§ DIRECTIVE
Keep only those lines of the records that include the string "определения".

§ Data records
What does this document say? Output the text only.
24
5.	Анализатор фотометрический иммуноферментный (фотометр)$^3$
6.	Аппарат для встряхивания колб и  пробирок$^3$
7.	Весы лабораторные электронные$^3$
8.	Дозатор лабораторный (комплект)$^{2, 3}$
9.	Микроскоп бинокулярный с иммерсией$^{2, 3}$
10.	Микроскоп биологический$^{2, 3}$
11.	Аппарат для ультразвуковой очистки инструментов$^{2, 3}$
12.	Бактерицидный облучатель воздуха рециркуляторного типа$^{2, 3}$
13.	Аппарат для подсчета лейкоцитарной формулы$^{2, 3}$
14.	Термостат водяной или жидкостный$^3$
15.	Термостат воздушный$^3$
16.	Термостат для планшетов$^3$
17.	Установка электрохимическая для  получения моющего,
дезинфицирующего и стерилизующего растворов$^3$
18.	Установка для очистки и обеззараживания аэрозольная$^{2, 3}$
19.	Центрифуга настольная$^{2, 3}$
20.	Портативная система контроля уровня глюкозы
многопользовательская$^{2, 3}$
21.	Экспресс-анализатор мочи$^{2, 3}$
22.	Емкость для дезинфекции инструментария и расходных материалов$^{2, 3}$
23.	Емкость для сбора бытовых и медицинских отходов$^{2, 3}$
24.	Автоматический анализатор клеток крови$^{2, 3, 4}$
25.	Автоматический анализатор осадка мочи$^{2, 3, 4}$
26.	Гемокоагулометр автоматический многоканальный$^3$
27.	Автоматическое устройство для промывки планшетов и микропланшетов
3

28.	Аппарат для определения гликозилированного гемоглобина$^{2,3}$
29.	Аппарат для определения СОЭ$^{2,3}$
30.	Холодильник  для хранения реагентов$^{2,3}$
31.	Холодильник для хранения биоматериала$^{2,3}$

§ COMPLETE RESPONSE
28.	Аппарат для определения гликозилированного гемоглобина$^{2,3}$
29.	Аппарат для определения СОЭ$^{2,3}$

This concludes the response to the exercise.